(To be done):
Pull every line of the entries that has the word "топливо".

(Records shown):
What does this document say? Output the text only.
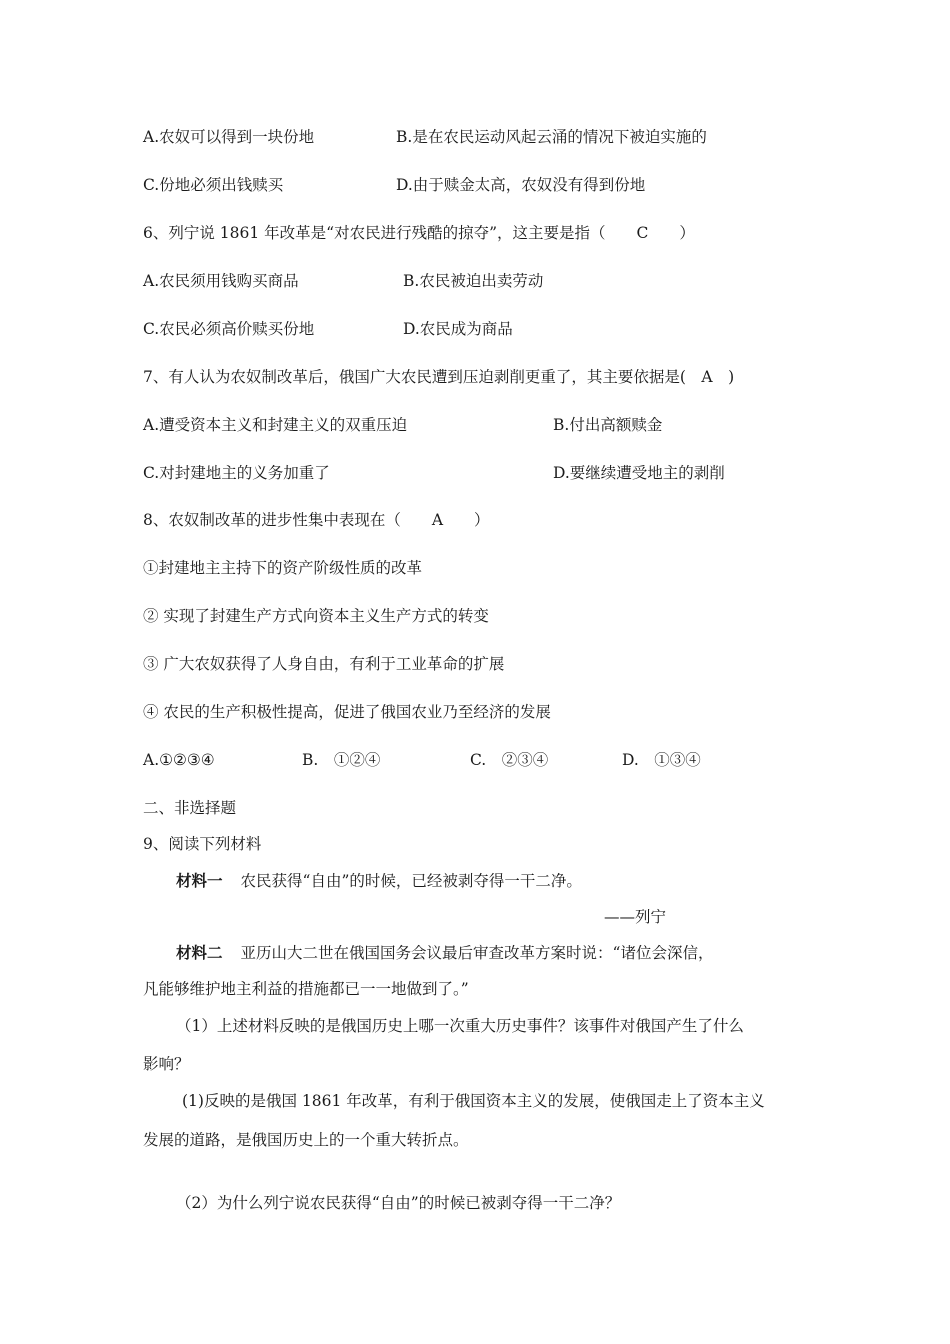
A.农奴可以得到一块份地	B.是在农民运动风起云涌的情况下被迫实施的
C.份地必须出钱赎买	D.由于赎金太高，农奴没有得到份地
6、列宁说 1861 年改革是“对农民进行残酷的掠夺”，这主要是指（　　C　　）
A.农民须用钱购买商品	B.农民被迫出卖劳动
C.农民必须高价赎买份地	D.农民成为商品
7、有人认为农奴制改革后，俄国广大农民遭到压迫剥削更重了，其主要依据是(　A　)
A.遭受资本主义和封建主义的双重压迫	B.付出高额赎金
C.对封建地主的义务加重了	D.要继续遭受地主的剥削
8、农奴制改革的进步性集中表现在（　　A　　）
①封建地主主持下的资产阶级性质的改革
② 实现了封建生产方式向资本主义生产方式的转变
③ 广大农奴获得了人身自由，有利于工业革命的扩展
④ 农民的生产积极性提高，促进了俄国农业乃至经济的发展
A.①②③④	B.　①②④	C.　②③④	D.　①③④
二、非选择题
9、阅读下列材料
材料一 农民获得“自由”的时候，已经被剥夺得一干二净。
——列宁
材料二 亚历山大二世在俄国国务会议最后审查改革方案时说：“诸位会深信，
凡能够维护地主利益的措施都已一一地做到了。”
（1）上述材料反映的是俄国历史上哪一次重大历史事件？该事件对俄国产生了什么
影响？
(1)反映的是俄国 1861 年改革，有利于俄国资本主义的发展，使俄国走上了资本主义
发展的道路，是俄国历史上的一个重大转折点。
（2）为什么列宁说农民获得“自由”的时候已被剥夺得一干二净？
--
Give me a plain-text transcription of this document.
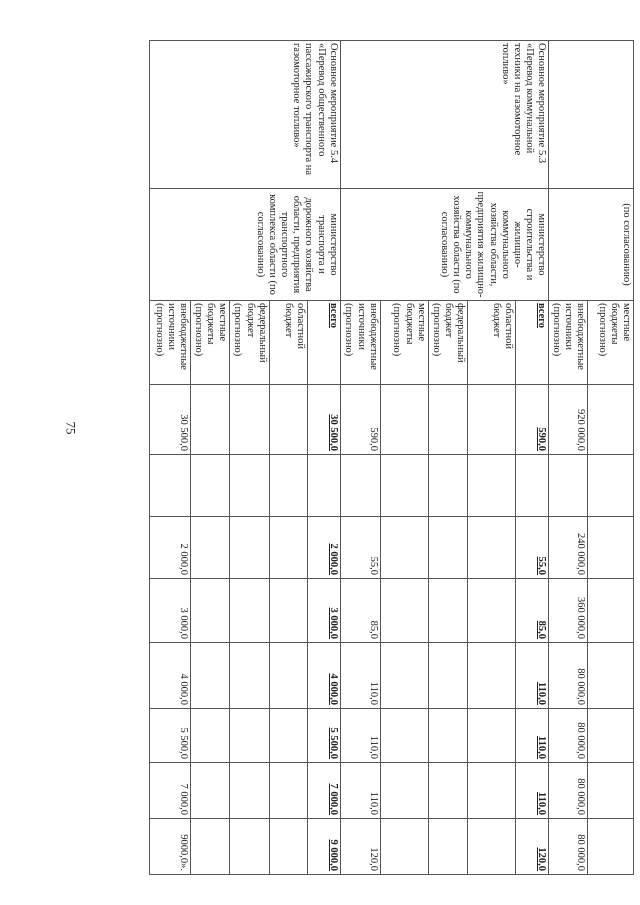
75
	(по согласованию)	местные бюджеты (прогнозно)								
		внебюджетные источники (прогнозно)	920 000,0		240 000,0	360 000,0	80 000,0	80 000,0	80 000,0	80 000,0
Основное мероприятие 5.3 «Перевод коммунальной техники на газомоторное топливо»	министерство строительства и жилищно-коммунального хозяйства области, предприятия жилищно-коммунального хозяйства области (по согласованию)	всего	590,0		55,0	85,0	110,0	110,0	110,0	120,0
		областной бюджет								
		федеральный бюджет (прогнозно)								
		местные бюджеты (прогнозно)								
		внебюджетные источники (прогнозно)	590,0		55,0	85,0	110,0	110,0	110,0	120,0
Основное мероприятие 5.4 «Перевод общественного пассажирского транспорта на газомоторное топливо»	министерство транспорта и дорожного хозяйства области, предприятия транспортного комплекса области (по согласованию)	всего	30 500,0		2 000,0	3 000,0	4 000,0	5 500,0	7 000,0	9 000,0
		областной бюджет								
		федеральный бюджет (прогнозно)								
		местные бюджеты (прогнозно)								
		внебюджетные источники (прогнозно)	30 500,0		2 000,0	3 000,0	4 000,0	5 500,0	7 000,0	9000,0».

(Correct output):
Основное мероприятие 5.3 «Перевод коммунальной техники на газомоторное топливо»	министерство строительства и жилищно-коммунального хозяйства области, предприятия жилищно-коммунального хозяйства области (по согласованию)	всего	590,0		55,0	85,0	110,0	110,0	110,0	120,0
Основное мероприятие 5.4 «Перевод общественного пассажирского транспорта на газомоторное топливо»	министерство транспорта и дорожного хозяйства области, предприятия транспортного комплекса области (по согласованию)	всего	30 500,0		2 000,0	3 000,0	4 000,0	5 500,0	7 000,0	9 000,0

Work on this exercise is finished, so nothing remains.